§ **Exercise objective**
Condense the paragraph beginning "I suppose thinking about it" in the passage about the science TV show into a short bulleted list of its main facts.

§ **Extracted text**
Hosted initially by Richard Hammond of Top Gear fame and later Vic Reeves of, err, Vic Reeves fame, it’s a thoroughly silly show that doesn’t try to be anything more than it is — a bunch of grown men and women performing throughly silly yet visually entertaining exercises under the tenuous pretence that they’re “doing Science”. GLaDOS would be proud.
I suppose thinking about it, it’s perhaps, ironically, not the most cerebral show in the world — the last one I watched featured an experiment to determine which foodstuffs produce the smelliest farts, judged by a member of the crew who’d been on holiday recently rating them out of ten and memorably describing the smell of a fart from a man who’d been eating nothing but Brussels sprouts as “like a hermit’s earmuff”. But then there are genuinely interesting scientific titbits, too, such as the revelation that custard is a non-Newtonian liquid, which means when impacted it has the properties of a solid and otherwise has the properties of a liquid. This means, as the team (including Jon Tickle of Big Brother fame) demonstrates, that it’s possible to walk across a swimming pool filled with custard, so long as you keep moving. If you stop, you’ll sink into it like quicksand.

§ **Listed records**
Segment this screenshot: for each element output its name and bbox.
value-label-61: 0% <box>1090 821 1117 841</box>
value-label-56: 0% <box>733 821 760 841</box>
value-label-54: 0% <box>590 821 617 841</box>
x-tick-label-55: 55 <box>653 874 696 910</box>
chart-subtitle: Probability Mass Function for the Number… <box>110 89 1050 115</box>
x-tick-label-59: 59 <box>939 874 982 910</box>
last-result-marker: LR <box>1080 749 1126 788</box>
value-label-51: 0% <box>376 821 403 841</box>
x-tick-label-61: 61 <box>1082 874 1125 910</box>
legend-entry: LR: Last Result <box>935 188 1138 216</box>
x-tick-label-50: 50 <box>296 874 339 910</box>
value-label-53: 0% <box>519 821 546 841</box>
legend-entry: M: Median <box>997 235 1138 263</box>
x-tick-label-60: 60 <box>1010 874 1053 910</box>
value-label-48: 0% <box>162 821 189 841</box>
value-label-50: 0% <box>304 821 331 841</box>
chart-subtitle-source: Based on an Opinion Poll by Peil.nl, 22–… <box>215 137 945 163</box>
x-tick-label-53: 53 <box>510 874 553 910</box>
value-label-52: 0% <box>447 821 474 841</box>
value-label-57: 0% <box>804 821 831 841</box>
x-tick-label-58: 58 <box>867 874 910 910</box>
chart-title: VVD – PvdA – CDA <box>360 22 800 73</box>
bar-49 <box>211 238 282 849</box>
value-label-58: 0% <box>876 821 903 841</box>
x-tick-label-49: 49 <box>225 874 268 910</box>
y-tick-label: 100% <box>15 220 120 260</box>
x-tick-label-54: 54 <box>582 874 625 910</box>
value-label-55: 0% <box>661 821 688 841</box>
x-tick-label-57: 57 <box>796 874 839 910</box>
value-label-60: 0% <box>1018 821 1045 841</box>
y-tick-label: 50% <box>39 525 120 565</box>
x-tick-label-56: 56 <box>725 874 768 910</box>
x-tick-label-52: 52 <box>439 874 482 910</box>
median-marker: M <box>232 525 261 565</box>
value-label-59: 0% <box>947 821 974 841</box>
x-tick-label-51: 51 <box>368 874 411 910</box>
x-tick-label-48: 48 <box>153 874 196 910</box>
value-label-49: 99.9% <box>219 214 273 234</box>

§ **Solved problem**
- The show is perhaps not the most cerebral. The last episode watched tested which foods produce the smelliest farts.
- A crew member recently back from holiday rated the smells out of ten. They described the fart of a man who had eaten only Brussels sprouts as "like a hermit's earmuff."
- The show also offers genuinely interesting science, such as custard being a non-Newtonian liquid. It acts like a solid when impacted and like a liquid otherwise.
- The team, including Jon Tickle of Big Brother fame, showed that a swimming pool filled with custard can be walked across if you keep moving. Stopping makes you sink into it like quicksand.